DIRECTIONS -
Reproduce all records verbatim.

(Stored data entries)
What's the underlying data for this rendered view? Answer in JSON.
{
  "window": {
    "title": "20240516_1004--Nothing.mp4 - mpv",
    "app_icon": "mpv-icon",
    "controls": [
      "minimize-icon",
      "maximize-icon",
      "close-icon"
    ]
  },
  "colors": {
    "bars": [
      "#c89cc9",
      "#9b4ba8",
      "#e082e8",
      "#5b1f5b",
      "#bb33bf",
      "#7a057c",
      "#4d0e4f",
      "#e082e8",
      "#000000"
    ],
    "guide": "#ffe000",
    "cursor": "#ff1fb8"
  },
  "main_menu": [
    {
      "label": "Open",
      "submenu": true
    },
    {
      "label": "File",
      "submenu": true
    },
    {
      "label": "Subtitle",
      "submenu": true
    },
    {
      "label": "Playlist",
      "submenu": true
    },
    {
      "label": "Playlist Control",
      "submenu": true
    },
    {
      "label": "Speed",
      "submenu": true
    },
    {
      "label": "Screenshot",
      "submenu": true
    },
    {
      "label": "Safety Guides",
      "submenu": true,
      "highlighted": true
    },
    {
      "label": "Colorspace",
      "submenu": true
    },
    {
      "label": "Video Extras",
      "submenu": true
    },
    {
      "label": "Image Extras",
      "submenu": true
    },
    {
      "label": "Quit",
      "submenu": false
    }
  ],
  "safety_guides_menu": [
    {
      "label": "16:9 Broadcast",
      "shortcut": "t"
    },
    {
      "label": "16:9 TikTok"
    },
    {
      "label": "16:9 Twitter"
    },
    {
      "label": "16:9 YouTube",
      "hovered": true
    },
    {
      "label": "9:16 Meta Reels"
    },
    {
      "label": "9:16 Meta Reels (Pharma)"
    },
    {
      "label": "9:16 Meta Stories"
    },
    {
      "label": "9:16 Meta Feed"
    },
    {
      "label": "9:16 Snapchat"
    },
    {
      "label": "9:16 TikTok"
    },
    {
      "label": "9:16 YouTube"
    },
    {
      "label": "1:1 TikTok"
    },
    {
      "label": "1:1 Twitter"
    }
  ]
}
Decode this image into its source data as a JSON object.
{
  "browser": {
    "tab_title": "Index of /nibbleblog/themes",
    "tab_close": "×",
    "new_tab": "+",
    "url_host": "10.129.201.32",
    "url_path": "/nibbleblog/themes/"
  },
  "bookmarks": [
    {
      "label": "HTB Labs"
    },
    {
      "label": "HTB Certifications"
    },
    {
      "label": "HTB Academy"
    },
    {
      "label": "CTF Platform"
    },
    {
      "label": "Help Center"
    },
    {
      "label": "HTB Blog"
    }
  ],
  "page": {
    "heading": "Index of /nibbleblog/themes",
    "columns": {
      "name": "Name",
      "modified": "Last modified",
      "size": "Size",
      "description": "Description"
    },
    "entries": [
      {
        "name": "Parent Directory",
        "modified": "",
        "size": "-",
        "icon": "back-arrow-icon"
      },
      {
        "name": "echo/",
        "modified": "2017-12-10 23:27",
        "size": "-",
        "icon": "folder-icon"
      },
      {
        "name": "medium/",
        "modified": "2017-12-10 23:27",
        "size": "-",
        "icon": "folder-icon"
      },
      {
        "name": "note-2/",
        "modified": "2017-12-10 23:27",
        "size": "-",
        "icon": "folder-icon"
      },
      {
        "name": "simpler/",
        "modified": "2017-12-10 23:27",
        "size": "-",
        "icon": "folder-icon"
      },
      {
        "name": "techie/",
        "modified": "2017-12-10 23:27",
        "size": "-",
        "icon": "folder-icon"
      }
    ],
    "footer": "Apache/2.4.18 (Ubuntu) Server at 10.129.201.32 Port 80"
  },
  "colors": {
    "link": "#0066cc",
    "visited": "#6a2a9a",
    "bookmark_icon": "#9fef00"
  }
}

FINAL RESULT -
What's the underlying data for this rendered view? Answer in JSON.
{
  "window": {
    "title": "20240516_1004--Nothing.mp4 - mpv",
    "app_icon": "mpv-icon",
    "controls": [
      "minimize-icon",
      "maximize-icon",
      "close-icon"
    ]
  },
  "colors": {
    "bars": [
      "#c89cc9",
      "#9b4ba8",
      "#e082e8",
      "#5b1f5b",
      "#bb33bf",
      "#7a057c",
      "#4d0e4f",
      "#e082e8",
      "#000000"
    ],
    "guide": "#ffe000",
    "cursor": "#ff1fb8"
  },
  "main_menu": [
    {
      "label": "Open",
      "submenu": true
    },
    {
      "label": "File",
      "submenu": true
    },
    {
      "label": "Subtitle",
      "submenu": true
    },
    {
      "label": "Playlist",
      "submenu": true
    },
    {
      "label": "Playlist Control",
      "submenu": true
    },
    {
      "label": "Speed",
      "submenu": true
    },
    {
      "label": "Screenshot",
      "submenu": true
    },
    {
      "label": "Safety Guides",
      "submenu": true,
      "highlighted": true
    },
    {
      "label": "Colorspace",
      "submenu": true
    },
    {
      "label": "Video Extras",
      "submenu": true
    },
    {
      "label": "Image Extras",
      "submenu": true
    },
    {
      "label": "Quit",
      "submenu": false
    }
  ],
  "safety_guides_menu": [
    {
      "label": "16:9 Broadcast",
      "shortcut": "t"
    },
    {
      "label": "16:9 TikTok"
    },
    {
      "label": "16:9 Twitter"
    },
    {
      "label": "16:9 YouTube",
      "hovered": true
    },
    {
      "label": "9:16 Meta Reels"
    },
    {
      "label": "9:16 Meta Reels (Pharma)"
    },
    {
      "label": "9:16 Meta Stories"
    },
    {
      "label": "9:16 Meta Feed"
    },
    {
      "label": "9:16 Snapchat"
    },
    {
      "label": "9:16 TikTok"
    },
    {
      "label": "9:16 YouTube"
    },
    {
      "label": "1:1 TikTok"
    },
    {
      "label": "1:1 Twitter"
    }
  ]
}
Decode this image into its source data as a JSON object.
{
  "browser": {
    "tab_title": "Index of /nibbleblog/themes",
    "tab_close": "×",
    "new_tab": "+",
    "url_host": "10.129.201.32",
    "url_path": "/nibbleblog/themes/"
  },
  "bookmarks": [
    {
      "label": "HTB Labs"
    },
    {
      "label": "HTB Certifications"
    },
    {
      "label": "HTB Academy"
    },
    {
      "label": "CTF Platform"
    },
    {
      "label": "Help Center"
    },
    {
      "label": "HTB Blog"
    }
  ],
  "page": {
    "heading": "Index of /nibbleblog/themes",
    "columns": {
      "name": "Name",
      "modified": "Last modified",
      "size": "Size",
      "description": "Description"
    },
    "entries": [
      {
        "name": "Parent Directory",
        "modified": "",
        "size": "-",
        "icon": "back-arrow-icon"
      },
      {
        "name": "echo/",
        "modified": "2017-12-10 23:27",
        "size": "-",
        "icon": "folder-icon"
      },
      {
        "name": "medium/",
        "modified": "2017-12-10 23:27",
        "size": "-",
        "icon": "folder-icon"
      },
      {
        "name": "note-2/",
        "modified": "2017-12-10 23:27",
        "size": "-",
        "icon": "folder-icon"
      },
      {
        "name": "simpler/",
        "modified": "2017-12-10 23:27",
        "size": "-",
        "icon": "folder-icon"
      },
      {
        "name": "techie/",
        "modified": "2017-12-10 23:27",
        "size": "-",
        "icon": "folder-icon"
      }
    ],
    "footer": "Apache/2.4.18 (Ubuntu) Server at 10.129.201.32 Port 80"
  },
  "colors": {
    "link": "#0066cc",
    "visited": "#6a2a9a",
    "bookmark_icon": "#9fef00"
  }
}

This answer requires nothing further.